Supplied information »
--------------------------------------------------

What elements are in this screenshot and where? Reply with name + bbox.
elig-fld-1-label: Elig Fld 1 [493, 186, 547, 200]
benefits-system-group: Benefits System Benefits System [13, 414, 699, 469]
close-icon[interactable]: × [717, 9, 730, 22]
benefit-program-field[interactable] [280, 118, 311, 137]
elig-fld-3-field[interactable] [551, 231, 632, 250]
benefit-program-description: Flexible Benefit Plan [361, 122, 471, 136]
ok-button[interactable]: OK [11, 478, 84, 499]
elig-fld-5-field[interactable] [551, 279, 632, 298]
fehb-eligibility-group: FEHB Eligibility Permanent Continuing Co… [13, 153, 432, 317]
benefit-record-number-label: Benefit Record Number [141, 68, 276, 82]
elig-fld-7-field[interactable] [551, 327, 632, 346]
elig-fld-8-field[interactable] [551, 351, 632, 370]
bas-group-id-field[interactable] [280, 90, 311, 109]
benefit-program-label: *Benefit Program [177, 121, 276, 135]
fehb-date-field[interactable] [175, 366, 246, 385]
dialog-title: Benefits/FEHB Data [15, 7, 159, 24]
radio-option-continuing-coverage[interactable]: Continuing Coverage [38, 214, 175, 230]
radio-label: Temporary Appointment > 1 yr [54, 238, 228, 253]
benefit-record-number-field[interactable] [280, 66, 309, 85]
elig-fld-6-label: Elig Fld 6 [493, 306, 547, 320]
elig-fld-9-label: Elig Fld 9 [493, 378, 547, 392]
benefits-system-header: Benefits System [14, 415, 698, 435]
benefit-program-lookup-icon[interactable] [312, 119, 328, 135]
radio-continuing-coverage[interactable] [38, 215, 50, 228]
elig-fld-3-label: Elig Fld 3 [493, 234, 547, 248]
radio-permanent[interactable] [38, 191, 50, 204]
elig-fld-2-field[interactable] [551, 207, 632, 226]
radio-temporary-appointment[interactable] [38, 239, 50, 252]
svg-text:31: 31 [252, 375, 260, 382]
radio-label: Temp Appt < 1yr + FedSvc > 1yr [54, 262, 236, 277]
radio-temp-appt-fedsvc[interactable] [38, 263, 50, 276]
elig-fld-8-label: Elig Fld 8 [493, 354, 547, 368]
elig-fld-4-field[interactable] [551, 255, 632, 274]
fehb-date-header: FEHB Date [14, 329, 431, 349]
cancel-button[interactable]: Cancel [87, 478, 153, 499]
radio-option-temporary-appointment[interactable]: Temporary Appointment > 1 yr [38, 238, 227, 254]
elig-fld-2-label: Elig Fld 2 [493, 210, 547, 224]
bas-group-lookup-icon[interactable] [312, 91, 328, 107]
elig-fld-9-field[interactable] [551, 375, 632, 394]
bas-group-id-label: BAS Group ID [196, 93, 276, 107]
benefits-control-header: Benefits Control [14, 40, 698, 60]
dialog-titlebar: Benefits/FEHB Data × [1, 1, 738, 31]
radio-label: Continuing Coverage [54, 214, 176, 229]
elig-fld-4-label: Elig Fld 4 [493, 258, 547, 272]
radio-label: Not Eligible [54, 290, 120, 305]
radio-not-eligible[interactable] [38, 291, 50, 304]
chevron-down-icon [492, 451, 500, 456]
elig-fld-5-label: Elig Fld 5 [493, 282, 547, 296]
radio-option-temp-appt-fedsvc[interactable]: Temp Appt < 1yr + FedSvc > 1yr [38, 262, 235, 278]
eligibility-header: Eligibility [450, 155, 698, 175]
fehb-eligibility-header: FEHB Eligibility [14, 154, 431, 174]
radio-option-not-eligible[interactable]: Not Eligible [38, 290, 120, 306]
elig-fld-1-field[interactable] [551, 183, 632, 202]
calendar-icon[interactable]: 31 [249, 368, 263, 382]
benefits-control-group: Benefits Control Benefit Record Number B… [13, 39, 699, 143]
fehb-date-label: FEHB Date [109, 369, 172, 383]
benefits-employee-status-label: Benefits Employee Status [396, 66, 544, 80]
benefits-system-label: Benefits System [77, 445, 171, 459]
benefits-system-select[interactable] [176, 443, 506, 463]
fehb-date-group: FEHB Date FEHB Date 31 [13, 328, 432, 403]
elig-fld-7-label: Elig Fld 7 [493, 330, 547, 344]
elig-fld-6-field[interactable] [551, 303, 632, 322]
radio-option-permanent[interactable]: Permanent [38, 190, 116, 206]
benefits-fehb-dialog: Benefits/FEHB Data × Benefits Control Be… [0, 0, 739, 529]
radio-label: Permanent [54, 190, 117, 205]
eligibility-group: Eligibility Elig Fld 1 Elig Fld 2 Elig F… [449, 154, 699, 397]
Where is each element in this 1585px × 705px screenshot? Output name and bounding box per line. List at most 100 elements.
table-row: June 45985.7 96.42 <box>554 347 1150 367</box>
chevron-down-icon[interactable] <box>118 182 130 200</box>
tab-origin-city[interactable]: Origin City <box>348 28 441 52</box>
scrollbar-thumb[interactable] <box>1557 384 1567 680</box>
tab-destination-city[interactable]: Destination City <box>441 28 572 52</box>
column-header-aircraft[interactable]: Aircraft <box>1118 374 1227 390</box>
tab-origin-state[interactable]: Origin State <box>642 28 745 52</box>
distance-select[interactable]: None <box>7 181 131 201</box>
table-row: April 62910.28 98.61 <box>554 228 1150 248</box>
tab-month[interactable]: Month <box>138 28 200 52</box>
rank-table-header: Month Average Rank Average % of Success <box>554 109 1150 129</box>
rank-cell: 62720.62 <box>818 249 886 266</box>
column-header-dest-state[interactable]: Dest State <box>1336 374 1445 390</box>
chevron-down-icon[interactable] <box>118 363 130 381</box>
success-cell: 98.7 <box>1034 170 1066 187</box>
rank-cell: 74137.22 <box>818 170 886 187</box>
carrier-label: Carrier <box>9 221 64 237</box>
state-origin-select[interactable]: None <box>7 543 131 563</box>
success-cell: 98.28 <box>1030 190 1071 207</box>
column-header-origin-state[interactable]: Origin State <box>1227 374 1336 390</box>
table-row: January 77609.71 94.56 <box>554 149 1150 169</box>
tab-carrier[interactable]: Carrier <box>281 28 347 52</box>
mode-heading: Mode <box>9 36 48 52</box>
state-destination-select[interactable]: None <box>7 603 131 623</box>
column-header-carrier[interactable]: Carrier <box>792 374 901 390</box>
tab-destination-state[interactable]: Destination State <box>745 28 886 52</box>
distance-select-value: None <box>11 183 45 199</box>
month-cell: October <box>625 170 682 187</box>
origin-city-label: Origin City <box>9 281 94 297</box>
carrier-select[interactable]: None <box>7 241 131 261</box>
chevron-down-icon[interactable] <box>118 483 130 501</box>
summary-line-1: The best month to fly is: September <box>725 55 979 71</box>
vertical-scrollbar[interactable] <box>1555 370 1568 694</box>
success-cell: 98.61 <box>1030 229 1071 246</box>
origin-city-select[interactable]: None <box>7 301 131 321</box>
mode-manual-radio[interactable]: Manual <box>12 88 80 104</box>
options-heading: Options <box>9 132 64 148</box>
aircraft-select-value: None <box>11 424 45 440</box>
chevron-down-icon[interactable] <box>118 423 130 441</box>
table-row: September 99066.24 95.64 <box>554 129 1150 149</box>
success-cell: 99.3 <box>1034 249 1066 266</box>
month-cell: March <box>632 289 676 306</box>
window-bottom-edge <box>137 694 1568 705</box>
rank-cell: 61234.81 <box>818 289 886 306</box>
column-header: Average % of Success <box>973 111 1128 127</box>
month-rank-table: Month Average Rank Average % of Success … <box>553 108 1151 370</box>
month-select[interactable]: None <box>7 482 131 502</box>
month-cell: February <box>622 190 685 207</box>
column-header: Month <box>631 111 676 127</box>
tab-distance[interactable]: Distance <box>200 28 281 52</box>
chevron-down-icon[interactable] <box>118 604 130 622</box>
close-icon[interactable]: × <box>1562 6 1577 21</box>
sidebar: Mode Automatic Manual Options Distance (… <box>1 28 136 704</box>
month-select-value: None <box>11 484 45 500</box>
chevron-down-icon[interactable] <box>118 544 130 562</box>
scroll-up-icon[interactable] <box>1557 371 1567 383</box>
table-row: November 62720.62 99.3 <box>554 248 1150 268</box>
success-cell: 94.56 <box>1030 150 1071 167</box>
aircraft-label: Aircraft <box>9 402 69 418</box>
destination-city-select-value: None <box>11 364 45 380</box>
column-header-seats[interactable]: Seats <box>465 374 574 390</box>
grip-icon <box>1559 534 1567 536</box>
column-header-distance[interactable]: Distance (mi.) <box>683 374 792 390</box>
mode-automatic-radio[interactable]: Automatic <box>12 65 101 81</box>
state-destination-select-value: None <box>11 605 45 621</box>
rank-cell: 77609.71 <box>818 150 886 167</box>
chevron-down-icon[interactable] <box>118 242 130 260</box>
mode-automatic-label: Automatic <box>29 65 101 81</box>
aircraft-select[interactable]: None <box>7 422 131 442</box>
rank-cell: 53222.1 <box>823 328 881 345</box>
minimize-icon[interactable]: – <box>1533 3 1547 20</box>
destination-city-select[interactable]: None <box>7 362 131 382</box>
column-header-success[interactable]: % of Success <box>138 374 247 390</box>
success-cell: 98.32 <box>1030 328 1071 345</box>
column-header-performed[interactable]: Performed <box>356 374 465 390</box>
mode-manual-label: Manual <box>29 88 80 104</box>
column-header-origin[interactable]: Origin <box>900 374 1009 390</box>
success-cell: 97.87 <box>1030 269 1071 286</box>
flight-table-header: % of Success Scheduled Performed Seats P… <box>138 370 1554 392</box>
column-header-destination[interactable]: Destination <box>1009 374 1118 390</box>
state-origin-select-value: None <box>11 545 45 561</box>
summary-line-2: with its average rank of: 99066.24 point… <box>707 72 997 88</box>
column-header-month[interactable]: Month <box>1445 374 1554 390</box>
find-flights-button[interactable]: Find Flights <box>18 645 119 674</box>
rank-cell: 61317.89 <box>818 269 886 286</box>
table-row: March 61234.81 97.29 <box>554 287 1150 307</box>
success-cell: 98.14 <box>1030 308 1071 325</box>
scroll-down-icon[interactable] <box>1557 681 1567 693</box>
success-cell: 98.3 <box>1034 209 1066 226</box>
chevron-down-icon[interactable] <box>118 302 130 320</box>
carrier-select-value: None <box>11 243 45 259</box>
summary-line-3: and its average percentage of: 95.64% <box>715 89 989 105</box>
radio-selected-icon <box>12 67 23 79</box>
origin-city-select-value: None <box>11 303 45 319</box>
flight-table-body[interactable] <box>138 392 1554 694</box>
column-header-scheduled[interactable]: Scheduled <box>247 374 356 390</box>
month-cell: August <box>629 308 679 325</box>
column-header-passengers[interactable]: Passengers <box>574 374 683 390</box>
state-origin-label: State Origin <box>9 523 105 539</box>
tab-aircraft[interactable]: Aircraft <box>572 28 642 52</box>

--------------------------------------------------

Copy out everything from the start of the listing down to the line containing "benefit-program-lookup-icon[interactable] [312, 119, 328, 135]", both included.

What elements are in this screenshot and where? Reply with name + bbox.
elig-fld-1-label: Elig Fld 1 [493, 186, 547, 200]
benefits-system-group: Benefits System Benefits System [13, 414, 699, 469]
close-icon[interactable]: × [717, 9, 730, 22]
benefit-program-field[interactable] [280, 118, 311, 137]
elig-fld-3-field[interactable] [551, 231, 632, 250]
benefit-program-description: Flexible Benefit Plan [361, 122, 471, 136]
ok-button[interactable]: OK [11, 478, 84, 499]
elig-fld-5-field[interactable] [551, 279, 632, 298]
fehb-eligibility-group: FEHB Eligibility Permanent Continuing Co… [13, 153, 432, 317]
benefit-record-number-label: Benefit Record Number [141, 68, 276, 82]
elig-fld-7-field[interactable] [551, 327, 632, 346]
elig-fld-8-field[interactable] [551, 351, 632, 370]
bas-group-id-field[interactable] [280, 90, 311, 109]
benefit-program-label: *Benefit Program [177, 121, 276, 135]
fehb-date-field[interactable] [175, 366, 246, 385]
dialog-title: Benefits/FEHB Data [15, 7, 159, 24]
radio-option-continuing-coverage[interactable]: Continuing Coverage [38, 214, 175, 230]
radio-label: Temporary Appointment > 1 yr [54, 238, 228, 253]
benefit-record-number-field[interactable] [280, 66, 309, 85]
elig-fld-6-label: Elig Fld 6 [493, 306, 547, 320]
elig-fld-9-label: Elig Fld 9 [493, 378, 547, 392]
benefits-system-header: Benefits System [14, 415, 698, 435]
benefit-program-lookup-icon[interactable] [312, 119, 328, 135]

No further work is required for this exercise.